▸ **READING PASSAGE**:

——————

Abstract:
A direct printing technique for simulating the appearance streaks in fabrics includes the steps of obtaining a data set of yarn physical properties for each yarn in the fabric, programming a digital computer having graphics capability and pixel control of the graphics to average the yarn physical properties and calculating the pixel density from the individual yarn and yarn properties. The pixel density is then displayed as a series of rows of pixels wherein the number of pixels in each row is proportional to the individual yarn property of each yarn in the fabric. A simulation of the actual fabric appearance is obtained by just knowing the constituent yarn properties without having to make the actual fabric. Simulation parameters are confirmed by comparison of simulations with actual fabrics. Simulation parameters are confirmed by comparison of simulations with actual fabrics.

Description:
This application is a continuation-in-part of application Ser. No. 874,476 filed June 16, 1986, now abandoned, which is in turn a continuation-in-part of copending application Ser. No. 724,599 filed Apr. 18, 1985 and now abandoned. 
    
    
     BACKGROUND OF THE INVENTION 
     The invention relates to simulating the appearance properties of a fabric based on properties of the yarn in the fabric based on physical and/or chemical properties of the yarn in the fabric. The simulation is comparable to the actual fabric formed from yarn of those properties and reveals wanted or unwanted patterning independent of color. 
     Both yarn manufacturers and fabric producers are faced with the problem of variations in yarn properties (e.g. denier, bulk, shrinkage, cross section, dyeability) and the effect of these variations on fabrics. In the past the effects of these variations in the actual fabric could only be determined by actually making test fabrics from the yarns which is expensive and time consuming.

——————

▸ **EXCERPTED DATA**:
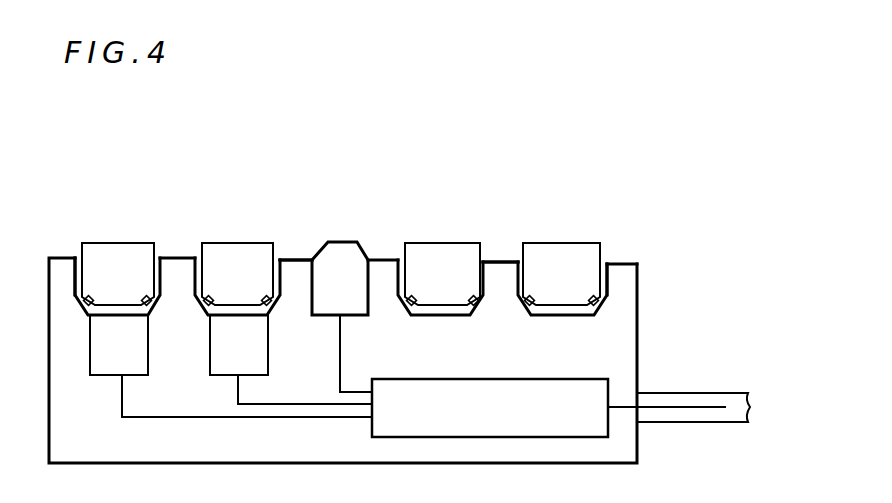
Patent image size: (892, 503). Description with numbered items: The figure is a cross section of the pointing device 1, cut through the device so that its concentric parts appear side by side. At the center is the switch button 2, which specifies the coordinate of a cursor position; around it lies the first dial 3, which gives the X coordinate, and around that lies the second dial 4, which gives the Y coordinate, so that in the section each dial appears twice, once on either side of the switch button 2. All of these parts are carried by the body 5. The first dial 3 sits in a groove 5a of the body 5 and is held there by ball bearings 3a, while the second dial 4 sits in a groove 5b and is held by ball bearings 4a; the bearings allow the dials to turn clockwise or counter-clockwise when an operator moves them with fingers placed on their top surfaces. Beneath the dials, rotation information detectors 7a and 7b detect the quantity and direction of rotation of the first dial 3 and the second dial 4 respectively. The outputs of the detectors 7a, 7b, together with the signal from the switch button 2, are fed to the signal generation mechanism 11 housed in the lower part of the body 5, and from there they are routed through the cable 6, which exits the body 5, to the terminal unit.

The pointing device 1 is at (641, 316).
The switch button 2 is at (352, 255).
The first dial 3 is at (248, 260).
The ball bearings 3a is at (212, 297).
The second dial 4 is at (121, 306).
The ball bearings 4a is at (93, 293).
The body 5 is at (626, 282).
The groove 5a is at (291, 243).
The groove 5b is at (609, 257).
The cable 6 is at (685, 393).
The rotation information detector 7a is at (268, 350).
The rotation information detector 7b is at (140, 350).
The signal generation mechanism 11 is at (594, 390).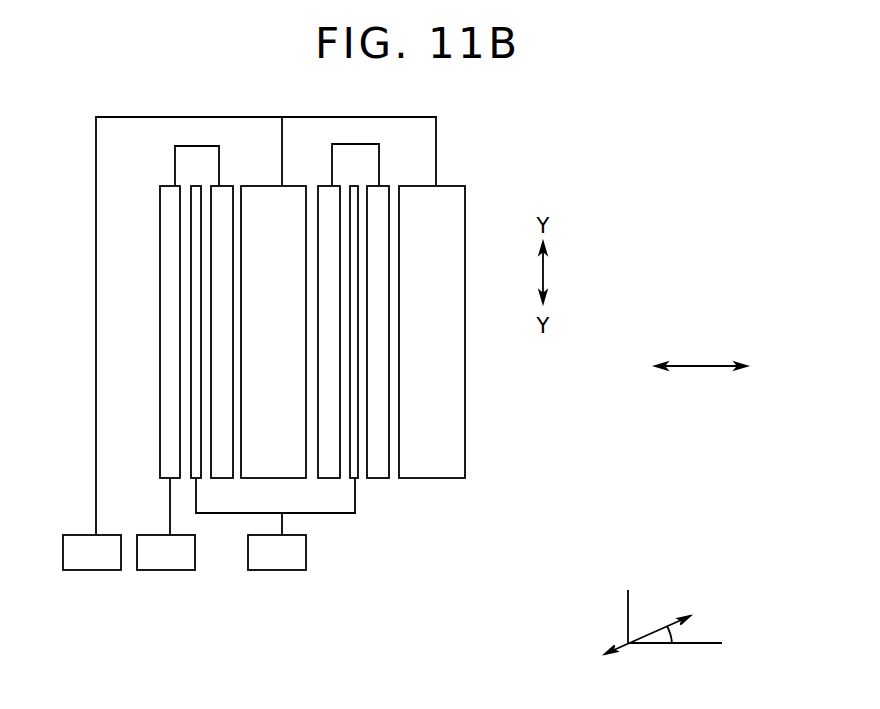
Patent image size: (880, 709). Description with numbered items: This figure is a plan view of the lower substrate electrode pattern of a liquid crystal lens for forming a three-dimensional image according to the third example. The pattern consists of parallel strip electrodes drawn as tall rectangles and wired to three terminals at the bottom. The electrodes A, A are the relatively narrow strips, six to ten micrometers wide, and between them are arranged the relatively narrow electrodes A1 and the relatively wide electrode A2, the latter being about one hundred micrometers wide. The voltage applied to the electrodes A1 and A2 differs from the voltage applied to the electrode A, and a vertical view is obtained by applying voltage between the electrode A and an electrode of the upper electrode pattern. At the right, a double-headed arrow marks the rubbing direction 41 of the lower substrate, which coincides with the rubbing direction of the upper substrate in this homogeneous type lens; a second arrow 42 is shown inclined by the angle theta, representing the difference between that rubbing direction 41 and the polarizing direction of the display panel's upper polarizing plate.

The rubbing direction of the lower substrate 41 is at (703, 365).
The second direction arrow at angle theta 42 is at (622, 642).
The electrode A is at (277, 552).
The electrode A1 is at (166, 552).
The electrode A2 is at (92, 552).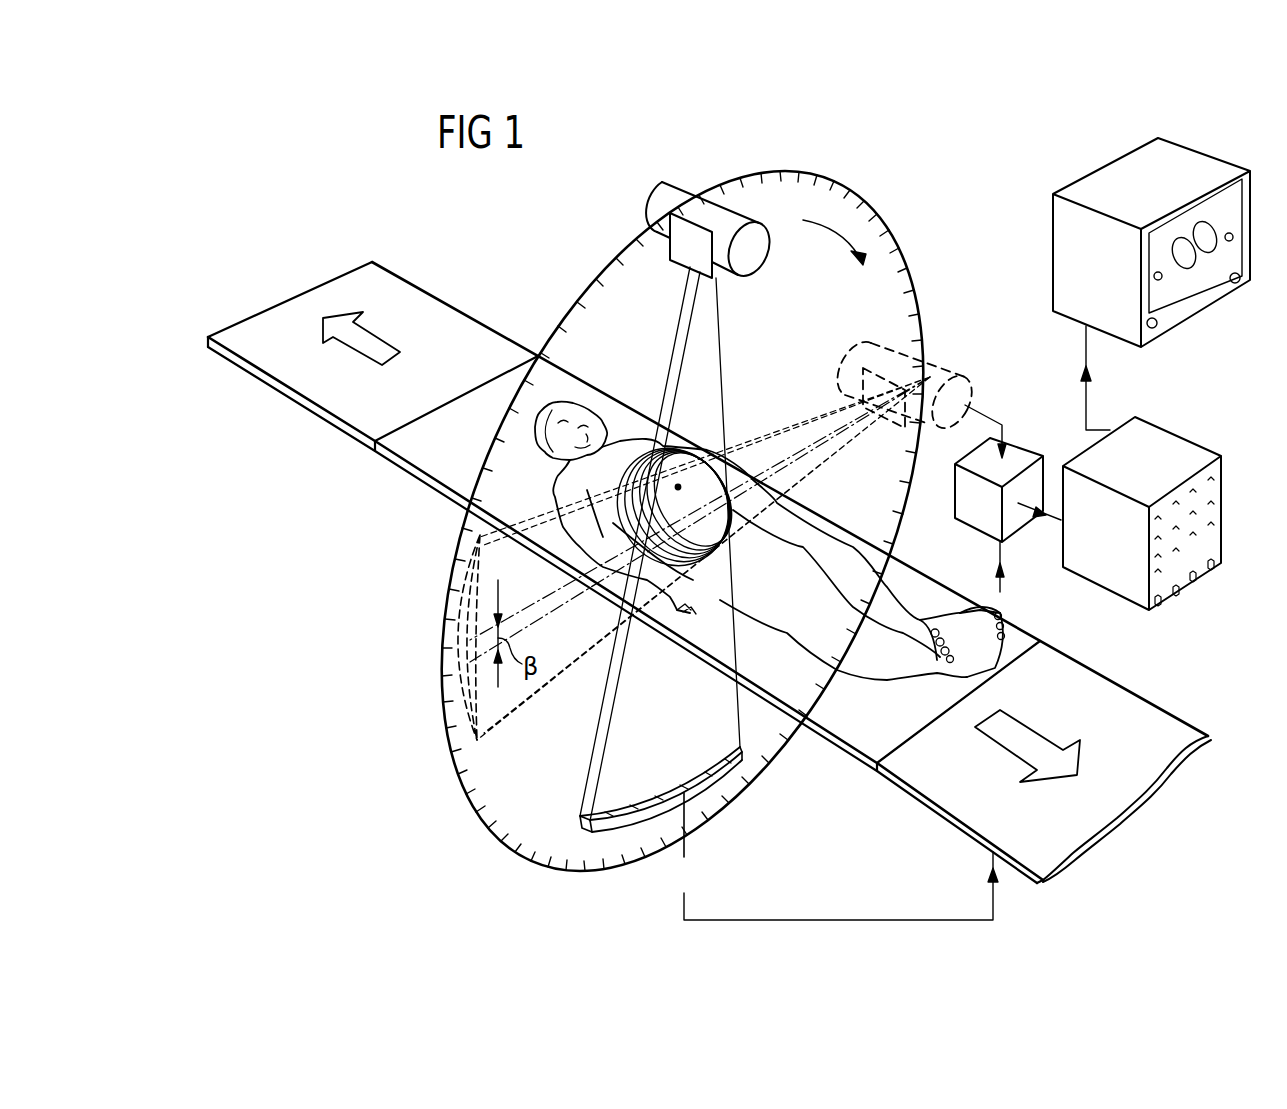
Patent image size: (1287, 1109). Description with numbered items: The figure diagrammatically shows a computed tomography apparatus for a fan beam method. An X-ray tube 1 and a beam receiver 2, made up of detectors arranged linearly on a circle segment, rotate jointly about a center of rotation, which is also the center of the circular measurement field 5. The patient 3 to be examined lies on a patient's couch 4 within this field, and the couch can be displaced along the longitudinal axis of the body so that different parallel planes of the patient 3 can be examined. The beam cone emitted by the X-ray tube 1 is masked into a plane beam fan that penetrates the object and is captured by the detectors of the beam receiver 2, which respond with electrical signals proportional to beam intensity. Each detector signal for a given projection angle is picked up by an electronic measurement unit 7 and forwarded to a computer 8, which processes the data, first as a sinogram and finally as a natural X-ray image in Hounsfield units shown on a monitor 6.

——————

▸ **REQUIRED WORK**:
1: Please update the part of the fabric simulation text that opens with the words "Both yarn manufacturers" and closes with "and time consuming.", putting "costly" in place of "expensive".
2: List the example yarn properties that the fabric simulation text gives in parentheses.

▸ **ANSWERS FOR THIS EXERCISE**:
1:
Both yarn manufacturers and fabric producers are faced with the problem of variations in yarn properties (e.g. denier, bulk, shrinkage, cross section, dyeability) and the effect of these variations on fabrics. In the past the effects of these variations in the actual fabric could only be determined by actually making test fabrics from the yarns which is costly and time consuming.

2: denier, bulk, shrinkage, cross section, dyeability